Data rows -

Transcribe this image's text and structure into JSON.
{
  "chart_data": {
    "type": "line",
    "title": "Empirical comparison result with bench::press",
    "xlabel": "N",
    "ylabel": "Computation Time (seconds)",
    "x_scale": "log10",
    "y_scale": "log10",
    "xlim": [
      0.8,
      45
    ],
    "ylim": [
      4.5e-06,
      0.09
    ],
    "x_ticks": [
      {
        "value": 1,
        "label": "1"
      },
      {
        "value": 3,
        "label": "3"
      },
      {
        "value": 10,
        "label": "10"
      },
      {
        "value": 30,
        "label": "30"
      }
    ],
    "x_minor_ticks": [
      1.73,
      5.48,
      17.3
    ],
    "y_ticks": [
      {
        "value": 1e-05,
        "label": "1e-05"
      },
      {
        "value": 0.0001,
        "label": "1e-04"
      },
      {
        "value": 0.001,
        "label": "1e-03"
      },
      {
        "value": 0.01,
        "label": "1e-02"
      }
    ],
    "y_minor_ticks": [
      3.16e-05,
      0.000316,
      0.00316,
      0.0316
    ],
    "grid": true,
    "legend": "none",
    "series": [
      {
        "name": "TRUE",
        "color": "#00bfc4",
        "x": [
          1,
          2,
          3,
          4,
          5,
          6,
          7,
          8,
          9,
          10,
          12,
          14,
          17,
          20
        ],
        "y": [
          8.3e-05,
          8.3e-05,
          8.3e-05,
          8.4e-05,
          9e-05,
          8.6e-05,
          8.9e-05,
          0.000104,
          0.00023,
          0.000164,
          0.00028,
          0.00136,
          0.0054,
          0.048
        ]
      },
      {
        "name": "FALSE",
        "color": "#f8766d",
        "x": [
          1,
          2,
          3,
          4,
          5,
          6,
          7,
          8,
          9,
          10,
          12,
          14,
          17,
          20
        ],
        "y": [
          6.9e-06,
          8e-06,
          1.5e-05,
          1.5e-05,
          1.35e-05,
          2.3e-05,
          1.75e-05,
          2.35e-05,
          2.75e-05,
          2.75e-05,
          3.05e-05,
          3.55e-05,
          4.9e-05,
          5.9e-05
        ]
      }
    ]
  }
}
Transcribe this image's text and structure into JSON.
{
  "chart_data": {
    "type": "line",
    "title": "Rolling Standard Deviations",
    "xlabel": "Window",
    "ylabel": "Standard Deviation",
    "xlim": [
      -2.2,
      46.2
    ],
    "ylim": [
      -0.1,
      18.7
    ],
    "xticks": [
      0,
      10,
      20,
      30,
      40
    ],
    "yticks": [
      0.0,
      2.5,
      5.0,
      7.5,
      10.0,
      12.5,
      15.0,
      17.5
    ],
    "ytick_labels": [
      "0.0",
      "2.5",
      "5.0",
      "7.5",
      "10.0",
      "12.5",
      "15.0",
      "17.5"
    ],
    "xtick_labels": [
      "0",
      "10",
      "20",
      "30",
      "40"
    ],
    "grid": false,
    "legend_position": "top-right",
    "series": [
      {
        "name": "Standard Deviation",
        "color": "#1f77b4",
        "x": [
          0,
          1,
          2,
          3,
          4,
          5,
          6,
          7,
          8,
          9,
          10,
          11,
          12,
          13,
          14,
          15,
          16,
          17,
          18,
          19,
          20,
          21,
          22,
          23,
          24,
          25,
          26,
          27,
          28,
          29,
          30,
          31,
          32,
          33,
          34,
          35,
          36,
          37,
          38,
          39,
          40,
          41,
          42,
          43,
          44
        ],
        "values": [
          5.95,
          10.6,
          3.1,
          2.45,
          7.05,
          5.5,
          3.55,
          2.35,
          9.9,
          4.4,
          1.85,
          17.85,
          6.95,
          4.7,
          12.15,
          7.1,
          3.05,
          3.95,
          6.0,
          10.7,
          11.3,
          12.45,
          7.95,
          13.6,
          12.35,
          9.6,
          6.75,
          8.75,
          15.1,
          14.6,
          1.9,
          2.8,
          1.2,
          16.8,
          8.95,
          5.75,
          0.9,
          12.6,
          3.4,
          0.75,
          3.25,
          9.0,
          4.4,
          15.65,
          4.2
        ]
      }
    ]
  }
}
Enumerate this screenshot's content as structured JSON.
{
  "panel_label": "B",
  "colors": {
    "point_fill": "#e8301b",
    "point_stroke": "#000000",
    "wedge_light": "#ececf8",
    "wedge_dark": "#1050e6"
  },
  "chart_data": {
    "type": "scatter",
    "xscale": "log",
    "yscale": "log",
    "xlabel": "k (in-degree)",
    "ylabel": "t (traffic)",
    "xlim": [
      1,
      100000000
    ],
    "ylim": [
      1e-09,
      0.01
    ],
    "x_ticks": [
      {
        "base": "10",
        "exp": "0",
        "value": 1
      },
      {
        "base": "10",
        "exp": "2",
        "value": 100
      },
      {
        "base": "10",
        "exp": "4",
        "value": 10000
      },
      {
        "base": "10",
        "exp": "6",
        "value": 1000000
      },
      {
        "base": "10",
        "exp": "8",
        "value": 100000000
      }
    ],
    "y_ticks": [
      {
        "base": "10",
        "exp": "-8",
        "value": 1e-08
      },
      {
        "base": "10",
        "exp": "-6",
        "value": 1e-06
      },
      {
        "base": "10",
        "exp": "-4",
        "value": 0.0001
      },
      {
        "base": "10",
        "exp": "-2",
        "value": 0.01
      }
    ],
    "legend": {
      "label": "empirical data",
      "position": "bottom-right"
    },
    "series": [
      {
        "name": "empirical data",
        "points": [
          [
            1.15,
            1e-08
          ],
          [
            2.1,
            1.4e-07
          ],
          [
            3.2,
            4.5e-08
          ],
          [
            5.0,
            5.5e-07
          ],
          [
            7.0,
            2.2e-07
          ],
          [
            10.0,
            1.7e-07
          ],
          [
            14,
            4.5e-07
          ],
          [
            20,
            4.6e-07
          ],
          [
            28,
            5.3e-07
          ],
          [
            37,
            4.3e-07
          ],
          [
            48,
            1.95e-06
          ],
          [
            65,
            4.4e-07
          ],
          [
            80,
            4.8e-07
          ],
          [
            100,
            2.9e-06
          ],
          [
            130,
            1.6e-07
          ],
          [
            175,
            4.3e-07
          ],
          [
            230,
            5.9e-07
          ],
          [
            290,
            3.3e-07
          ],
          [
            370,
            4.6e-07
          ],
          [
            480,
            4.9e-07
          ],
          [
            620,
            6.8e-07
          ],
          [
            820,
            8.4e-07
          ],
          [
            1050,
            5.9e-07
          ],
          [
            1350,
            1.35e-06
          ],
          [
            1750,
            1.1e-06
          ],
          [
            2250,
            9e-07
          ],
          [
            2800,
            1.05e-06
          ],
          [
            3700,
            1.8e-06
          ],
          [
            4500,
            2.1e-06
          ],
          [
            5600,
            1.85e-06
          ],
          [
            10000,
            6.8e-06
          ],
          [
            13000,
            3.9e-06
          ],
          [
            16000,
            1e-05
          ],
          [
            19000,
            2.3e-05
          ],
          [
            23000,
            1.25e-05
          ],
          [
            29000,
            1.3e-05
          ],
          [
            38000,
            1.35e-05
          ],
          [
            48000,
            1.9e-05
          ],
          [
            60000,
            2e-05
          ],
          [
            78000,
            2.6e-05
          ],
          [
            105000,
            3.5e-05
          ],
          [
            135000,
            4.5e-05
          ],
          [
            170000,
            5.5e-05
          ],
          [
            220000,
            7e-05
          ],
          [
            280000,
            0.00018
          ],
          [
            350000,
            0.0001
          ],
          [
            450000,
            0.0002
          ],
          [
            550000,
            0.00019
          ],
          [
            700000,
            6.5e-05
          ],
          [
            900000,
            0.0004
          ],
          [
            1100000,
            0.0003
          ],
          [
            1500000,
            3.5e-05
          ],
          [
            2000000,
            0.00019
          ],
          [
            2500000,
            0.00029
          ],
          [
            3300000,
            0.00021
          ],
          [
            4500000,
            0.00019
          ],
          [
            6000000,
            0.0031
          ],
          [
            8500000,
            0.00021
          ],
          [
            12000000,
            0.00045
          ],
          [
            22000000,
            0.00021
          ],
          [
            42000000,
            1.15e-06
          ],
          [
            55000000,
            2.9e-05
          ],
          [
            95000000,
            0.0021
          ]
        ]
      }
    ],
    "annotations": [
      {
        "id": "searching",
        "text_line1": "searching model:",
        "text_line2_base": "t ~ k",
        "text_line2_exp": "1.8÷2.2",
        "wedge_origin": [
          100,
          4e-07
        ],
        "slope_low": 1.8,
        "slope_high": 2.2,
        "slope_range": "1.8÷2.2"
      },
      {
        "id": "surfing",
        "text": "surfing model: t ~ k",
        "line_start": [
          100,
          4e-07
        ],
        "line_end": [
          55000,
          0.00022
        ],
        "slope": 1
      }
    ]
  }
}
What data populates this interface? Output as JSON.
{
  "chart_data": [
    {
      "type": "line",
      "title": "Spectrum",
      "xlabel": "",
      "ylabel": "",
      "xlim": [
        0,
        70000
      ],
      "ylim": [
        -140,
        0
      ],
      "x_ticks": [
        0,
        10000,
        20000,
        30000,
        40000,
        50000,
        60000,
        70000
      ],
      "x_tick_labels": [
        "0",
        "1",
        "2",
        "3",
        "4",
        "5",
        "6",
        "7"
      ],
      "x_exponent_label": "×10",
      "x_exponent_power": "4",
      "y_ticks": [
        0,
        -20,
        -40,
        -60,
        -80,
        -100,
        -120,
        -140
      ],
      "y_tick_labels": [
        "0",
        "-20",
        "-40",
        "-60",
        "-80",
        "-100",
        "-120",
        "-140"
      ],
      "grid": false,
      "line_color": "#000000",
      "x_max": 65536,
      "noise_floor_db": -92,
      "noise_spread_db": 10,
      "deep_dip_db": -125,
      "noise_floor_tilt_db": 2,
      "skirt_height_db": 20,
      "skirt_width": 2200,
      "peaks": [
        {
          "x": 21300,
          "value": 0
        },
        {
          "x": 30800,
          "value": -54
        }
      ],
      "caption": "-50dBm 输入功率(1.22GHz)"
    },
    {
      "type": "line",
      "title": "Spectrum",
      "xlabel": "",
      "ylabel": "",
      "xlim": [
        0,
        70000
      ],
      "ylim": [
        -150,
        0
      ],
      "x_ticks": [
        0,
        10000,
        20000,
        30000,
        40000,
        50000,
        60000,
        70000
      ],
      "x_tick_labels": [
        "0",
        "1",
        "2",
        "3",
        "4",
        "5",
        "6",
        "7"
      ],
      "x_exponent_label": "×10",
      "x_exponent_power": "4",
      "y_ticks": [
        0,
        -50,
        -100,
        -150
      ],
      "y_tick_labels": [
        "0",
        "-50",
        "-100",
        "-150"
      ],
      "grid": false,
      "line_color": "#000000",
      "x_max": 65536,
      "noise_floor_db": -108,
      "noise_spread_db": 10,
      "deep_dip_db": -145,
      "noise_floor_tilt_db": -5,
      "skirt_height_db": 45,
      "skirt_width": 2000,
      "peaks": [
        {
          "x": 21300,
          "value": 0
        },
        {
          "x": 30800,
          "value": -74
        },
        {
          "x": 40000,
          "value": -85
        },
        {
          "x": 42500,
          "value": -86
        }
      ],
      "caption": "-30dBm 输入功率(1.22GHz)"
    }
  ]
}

Task -
From the listing above, collect every line that mentions the word "name".

Finished task -
        "name": "TRUE",
        "name": "FALSE",
        "name": "Standard Deviation",
        "name": "empirical data",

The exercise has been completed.